ACTION ITEM
Look through the lines below and copy each one that includes "befindet".

EXERCISE INPUTS
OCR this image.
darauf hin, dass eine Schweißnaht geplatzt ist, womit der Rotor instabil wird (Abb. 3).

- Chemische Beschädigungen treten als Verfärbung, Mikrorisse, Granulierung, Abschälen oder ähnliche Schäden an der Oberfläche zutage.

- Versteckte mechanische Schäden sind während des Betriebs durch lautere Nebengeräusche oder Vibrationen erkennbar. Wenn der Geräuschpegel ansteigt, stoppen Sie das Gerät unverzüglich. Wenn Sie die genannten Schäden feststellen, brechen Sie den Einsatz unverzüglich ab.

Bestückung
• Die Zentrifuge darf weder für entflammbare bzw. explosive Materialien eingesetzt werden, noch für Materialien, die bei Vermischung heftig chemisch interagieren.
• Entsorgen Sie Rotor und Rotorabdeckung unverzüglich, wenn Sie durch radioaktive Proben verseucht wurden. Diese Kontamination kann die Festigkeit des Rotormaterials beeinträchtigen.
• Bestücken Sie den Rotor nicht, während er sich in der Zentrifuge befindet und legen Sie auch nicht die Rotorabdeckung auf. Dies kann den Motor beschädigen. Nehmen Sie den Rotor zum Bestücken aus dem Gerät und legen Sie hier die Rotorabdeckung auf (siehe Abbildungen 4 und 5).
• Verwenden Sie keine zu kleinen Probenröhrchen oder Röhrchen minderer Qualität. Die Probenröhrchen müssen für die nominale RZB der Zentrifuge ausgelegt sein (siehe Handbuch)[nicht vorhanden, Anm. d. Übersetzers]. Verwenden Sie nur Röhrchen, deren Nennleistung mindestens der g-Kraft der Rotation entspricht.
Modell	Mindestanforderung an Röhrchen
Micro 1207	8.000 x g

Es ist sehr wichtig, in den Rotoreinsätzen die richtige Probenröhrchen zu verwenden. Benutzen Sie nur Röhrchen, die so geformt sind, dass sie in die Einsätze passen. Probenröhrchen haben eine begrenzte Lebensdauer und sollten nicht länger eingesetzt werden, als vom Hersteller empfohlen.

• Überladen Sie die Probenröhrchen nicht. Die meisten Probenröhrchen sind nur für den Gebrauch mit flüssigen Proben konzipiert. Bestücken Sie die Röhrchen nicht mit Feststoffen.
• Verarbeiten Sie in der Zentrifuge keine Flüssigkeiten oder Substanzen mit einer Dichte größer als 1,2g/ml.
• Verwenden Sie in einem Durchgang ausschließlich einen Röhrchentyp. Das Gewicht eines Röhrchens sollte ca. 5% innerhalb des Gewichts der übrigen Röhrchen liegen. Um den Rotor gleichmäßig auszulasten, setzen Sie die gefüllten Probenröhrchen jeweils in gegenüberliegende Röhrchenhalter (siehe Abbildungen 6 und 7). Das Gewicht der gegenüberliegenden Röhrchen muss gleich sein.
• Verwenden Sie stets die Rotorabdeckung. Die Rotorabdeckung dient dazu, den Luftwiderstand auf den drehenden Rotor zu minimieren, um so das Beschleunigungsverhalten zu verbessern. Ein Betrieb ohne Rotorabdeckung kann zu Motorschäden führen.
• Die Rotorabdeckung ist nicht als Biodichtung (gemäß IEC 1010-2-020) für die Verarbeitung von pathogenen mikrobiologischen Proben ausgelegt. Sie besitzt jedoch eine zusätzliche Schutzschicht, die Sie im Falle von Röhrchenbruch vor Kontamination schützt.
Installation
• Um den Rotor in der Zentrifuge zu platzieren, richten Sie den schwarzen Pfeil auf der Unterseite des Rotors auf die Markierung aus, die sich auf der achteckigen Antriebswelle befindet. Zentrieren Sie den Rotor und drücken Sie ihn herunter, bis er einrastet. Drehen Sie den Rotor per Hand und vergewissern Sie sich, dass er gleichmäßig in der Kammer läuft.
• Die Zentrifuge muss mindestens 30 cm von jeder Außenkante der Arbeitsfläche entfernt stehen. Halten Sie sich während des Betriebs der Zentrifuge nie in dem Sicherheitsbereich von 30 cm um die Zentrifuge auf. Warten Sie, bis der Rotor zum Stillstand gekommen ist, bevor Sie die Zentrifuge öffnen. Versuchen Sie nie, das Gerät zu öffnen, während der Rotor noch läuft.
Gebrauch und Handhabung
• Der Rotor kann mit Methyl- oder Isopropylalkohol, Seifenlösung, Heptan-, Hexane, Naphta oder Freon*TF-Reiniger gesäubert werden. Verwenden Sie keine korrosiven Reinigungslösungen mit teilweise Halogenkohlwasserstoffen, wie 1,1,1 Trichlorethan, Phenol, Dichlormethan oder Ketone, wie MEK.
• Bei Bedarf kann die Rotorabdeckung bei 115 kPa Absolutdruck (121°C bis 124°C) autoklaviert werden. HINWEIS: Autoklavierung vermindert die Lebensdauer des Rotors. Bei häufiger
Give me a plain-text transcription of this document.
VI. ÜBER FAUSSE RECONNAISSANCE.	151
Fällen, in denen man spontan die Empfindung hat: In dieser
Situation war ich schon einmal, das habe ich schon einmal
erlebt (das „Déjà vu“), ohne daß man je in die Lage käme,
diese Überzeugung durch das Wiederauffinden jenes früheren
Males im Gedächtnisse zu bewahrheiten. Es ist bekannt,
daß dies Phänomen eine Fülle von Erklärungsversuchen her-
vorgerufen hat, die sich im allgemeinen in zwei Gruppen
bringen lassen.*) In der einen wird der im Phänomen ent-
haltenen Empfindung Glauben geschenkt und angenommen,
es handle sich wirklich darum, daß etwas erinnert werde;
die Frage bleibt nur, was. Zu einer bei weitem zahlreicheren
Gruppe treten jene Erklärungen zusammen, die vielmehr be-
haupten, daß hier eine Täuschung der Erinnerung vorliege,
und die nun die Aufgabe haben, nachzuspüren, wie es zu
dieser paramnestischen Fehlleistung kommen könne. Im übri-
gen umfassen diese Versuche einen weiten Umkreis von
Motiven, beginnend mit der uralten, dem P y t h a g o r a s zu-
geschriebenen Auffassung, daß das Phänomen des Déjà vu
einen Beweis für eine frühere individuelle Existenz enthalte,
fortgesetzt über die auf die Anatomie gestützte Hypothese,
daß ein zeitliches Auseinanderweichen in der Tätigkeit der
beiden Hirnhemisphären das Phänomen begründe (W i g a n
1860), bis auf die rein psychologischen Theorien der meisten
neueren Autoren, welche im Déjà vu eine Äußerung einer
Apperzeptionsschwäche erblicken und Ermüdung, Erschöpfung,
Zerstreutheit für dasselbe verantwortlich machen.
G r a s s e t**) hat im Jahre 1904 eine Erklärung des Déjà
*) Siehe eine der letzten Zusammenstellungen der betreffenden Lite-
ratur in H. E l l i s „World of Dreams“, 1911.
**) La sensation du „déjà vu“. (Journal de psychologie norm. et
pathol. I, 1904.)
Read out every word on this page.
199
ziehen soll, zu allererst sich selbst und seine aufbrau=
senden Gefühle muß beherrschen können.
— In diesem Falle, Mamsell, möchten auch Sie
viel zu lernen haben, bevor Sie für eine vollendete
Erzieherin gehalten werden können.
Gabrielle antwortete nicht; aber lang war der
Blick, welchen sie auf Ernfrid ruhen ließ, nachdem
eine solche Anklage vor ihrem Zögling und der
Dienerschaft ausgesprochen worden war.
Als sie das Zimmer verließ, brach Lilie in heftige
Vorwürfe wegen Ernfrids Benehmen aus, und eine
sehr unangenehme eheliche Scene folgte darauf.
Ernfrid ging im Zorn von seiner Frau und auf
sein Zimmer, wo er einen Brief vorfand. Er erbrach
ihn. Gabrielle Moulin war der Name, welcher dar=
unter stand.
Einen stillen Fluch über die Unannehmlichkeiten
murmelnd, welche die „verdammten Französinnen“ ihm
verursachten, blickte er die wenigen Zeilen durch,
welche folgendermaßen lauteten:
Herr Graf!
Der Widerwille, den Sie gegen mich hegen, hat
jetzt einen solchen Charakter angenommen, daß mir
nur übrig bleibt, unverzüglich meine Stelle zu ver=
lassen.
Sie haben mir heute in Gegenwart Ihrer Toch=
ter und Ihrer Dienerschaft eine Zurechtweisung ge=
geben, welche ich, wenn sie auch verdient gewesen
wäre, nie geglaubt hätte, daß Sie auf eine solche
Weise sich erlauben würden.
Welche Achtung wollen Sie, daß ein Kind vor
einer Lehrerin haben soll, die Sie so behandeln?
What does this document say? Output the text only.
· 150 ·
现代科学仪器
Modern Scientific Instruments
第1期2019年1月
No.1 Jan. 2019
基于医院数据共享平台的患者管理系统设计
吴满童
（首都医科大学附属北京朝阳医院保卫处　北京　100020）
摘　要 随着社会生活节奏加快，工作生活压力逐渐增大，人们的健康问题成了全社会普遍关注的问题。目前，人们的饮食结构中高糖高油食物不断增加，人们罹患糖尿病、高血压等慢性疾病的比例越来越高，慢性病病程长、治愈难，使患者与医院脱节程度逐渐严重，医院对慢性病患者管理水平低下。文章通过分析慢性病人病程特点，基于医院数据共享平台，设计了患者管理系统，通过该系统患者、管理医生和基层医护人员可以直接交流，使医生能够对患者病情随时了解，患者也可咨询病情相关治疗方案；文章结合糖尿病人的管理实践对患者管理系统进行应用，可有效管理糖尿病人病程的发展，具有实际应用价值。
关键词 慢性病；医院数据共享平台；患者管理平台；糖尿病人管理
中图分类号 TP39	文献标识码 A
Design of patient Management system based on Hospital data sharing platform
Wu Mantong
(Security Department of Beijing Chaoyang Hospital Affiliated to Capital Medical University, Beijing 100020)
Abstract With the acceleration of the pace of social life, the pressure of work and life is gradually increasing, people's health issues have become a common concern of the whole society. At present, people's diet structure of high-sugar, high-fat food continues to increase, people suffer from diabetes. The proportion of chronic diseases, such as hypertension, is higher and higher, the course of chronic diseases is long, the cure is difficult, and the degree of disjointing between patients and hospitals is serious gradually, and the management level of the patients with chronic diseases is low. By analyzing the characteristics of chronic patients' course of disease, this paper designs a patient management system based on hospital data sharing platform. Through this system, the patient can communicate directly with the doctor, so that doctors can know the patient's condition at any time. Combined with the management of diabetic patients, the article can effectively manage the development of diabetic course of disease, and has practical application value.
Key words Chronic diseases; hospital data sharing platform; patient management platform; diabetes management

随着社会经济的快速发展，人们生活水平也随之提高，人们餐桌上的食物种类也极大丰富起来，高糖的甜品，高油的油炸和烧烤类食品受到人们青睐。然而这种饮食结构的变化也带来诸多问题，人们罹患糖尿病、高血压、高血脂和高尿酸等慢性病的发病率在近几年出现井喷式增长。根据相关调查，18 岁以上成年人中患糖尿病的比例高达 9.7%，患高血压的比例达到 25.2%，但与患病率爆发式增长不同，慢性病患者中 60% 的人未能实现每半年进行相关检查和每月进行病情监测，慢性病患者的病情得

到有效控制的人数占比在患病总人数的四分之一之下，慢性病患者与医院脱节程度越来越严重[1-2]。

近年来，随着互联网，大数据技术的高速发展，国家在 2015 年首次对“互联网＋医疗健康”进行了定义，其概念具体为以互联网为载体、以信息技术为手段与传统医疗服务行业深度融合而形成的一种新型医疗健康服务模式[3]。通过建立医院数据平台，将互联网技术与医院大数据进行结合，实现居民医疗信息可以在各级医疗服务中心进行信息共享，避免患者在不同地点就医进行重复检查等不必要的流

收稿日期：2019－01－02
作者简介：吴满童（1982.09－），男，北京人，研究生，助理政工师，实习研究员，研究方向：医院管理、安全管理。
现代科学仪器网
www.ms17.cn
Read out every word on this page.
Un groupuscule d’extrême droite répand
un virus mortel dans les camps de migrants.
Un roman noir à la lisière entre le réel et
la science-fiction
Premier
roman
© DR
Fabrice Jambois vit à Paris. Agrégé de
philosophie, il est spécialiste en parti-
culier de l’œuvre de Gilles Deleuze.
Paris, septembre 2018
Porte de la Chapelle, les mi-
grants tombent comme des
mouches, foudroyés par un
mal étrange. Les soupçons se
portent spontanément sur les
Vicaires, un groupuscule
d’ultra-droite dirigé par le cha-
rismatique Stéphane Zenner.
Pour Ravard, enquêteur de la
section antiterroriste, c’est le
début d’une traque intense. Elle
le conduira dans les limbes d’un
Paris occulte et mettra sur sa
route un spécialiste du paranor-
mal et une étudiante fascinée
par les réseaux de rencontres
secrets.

RESPONSE AREA
• Bestücken Sie den Rotor nicht, während er sich in der Zentrifuge befindet und legen Sie auch nicht die Rotorabdeckung auf. Dies kann den Motor beschädigen. Nehmen Sie den Rotor zum Bestücken aus dem Gerät und legen Sie hier die Rotorabdeckung auf (siehe Abbildungen 4 und 5).
• Um den Rotor in der Zentrifuge zu platzieren, richten Sie den schwarzen Pfeil auf der Unterseite des Rotors auf die Markierung aus, die sich auf der achteckigen Antriebswelle befindet. Zentrieren Sie den Rotor und drücken Sie ihn herunter, bis er einrastet. Drehen Sie den Rotor per Hand und vergewissern Sie sich, dass er gleichmäßig in der Kammer läuft.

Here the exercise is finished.